Items listed in a dataset:
···

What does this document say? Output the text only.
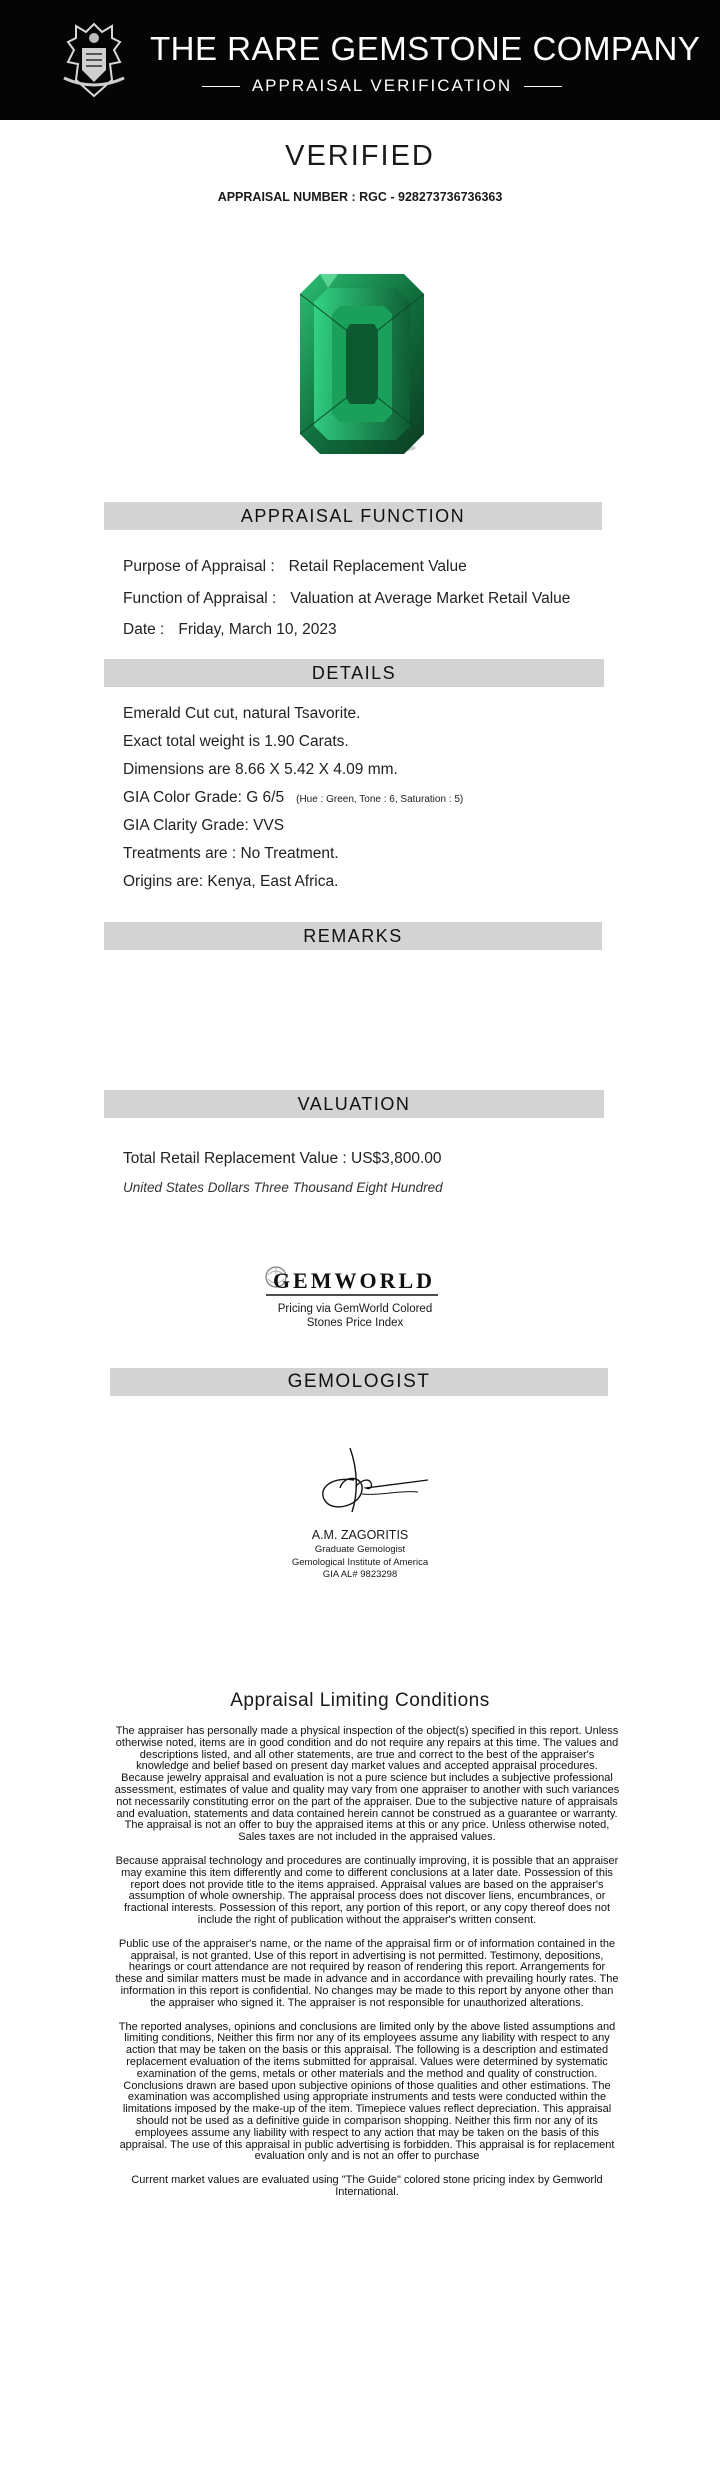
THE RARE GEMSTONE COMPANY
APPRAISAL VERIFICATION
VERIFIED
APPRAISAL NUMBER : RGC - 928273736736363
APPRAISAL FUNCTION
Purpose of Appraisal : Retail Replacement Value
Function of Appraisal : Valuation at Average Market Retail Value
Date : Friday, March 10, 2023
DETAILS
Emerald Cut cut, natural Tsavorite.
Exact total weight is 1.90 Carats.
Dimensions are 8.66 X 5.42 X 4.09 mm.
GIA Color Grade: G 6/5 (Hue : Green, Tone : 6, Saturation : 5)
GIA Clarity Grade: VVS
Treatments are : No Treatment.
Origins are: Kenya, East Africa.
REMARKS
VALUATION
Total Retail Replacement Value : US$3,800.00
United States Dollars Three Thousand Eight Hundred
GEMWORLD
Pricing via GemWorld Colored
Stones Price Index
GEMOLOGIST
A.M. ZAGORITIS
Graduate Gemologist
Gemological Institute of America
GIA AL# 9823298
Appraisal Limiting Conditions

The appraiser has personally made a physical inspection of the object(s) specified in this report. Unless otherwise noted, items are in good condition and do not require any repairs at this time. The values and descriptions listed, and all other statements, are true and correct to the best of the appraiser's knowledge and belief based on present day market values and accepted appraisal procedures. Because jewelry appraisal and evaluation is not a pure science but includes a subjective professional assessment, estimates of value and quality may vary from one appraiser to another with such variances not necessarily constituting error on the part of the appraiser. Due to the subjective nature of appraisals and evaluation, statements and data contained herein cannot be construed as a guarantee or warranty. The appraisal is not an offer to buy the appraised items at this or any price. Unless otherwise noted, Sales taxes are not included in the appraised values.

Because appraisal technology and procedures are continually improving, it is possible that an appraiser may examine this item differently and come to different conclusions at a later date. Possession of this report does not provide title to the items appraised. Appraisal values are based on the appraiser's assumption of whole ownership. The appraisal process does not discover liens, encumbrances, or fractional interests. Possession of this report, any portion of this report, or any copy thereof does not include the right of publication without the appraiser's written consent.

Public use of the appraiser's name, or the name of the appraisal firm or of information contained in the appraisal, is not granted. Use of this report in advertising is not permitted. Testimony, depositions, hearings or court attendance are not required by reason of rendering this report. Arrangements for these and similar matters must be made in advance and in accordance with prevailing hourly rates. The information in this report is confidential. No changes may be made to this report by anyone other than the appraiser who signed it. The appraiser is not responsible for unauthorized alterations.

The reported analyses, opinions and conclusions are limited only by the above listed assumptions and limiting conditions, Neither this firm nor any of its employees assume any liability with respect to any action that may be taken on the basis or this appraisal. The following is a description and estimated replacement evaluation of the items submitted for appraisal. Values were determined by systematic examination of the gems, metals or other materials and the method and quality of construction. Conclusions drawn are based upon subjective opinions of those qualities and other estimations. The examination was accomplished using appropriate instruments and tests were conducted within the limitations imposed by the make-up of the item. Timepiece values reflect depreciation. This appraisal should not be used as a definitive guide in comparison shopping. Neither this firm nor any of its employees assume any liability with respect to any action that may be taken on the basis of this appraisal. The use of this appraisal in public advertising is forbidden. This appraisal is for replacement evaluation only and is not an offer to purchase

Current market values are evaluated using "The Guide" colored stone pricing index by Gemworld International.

···

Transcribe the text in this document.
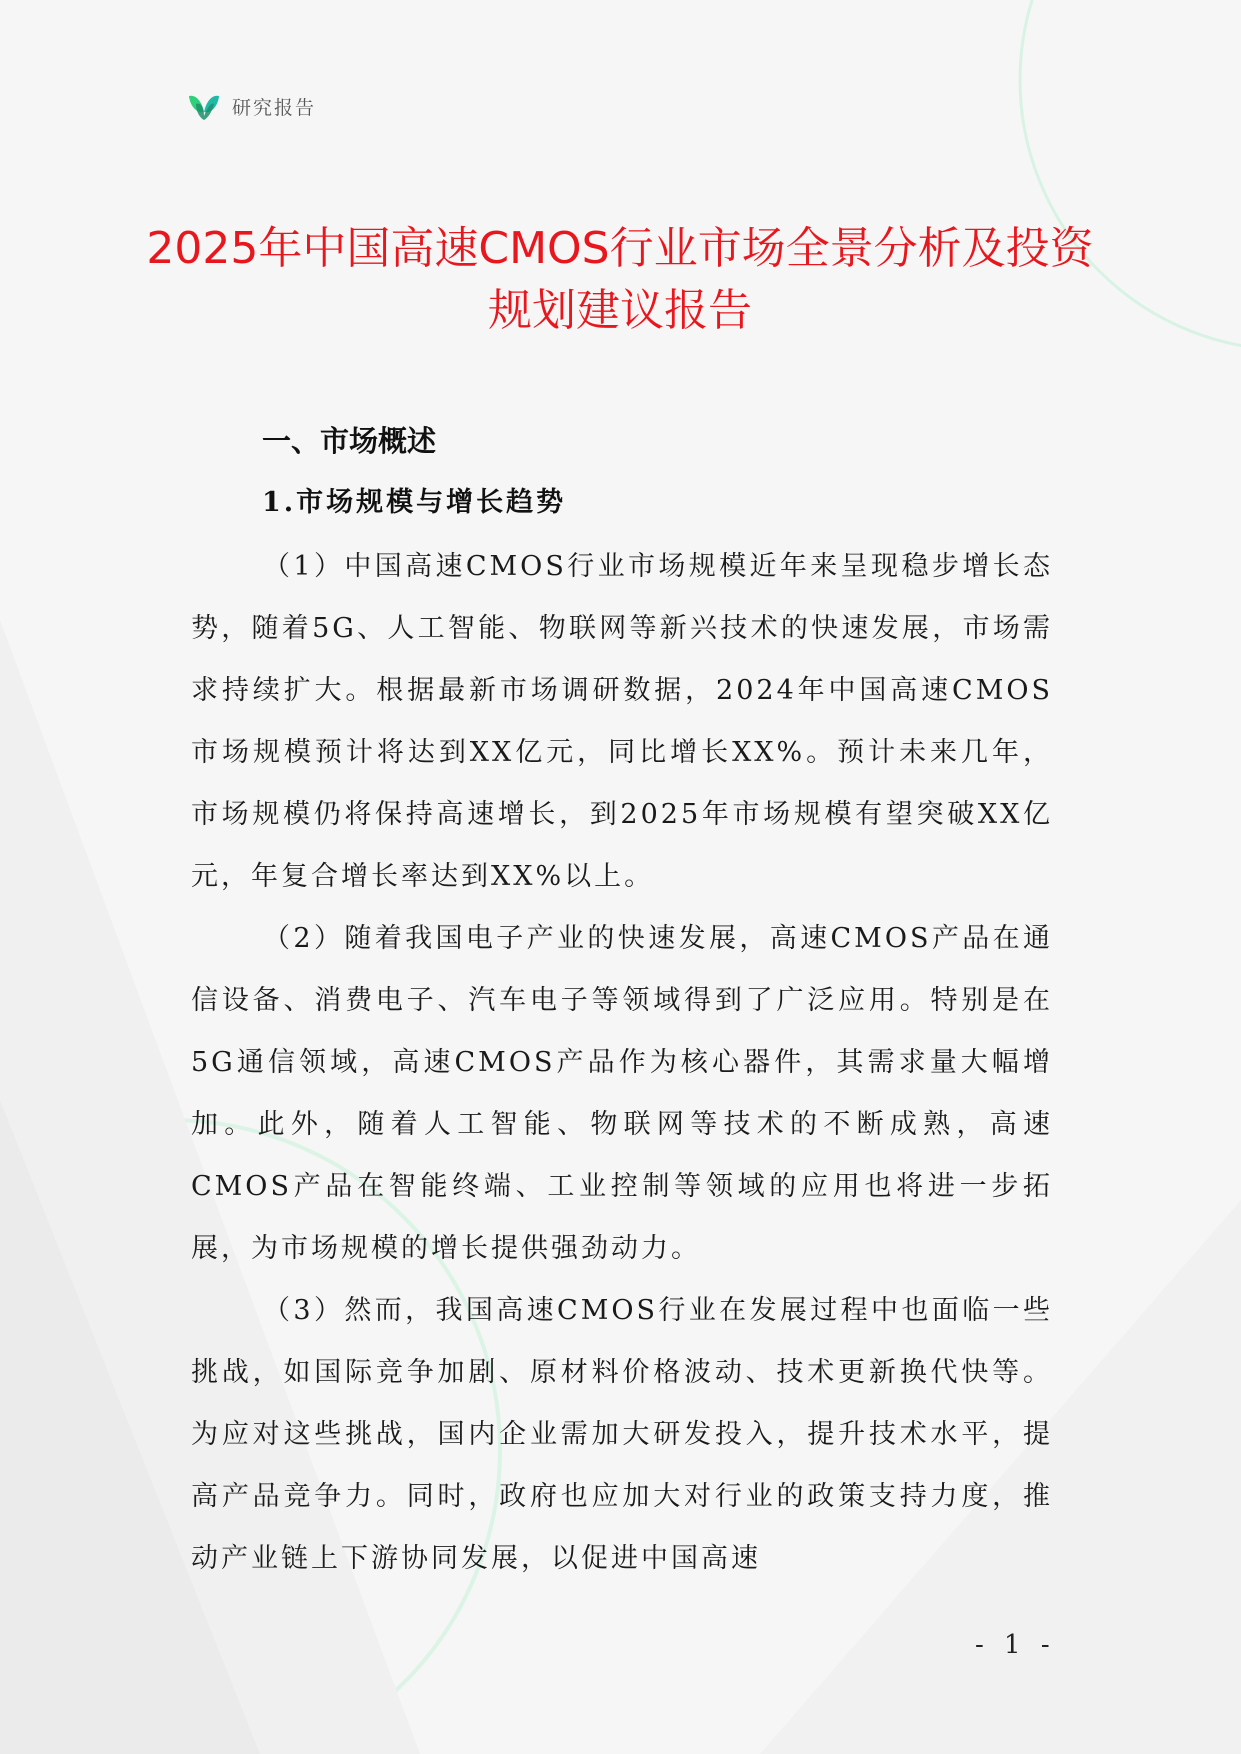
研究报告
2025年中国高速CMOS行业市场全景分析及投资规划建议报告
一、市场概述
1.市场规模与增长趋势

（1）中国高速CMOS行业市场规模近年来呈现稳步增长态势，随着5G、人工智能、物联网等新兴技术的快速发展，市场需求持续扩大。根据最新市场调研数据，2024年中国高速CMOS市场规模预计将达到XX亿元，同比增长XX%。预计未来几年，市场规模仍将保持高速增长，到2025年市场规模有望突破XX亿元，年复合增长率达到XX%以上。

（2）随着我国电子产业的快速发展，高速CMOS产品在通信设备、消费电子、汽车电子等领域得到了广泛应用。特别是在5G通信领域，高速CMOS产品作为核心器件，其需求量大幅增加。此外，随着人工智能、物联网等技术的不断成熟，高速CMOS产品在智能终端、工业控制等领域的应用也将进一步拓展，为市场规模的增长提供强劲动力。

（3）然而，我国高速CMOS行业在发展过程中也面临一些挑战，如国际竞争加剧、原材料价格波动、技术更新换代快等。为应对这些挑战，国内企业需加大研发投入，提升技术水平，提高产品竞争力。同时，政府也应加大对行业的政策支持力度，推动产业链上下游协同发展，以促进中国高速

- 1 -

···

Work to be completed:
Show each line of the listing that holds the string "does".

Task output:
What does this document say? Output the text only.
Because appraisal technology and procedures are continually improving, it is possible that an appraiser may examine this item differently and come to different conclusions at a later date. Possession of this report does not provide title to the items appraised. Appraisal values are based on the appraiser's assumption of whole ownership. The appraisal process does not discover liens, encumbrances, or fractional interests. Possession of this report, any portion of this report, or any copy thereof does not include the right of publication without the appraiser's written consent.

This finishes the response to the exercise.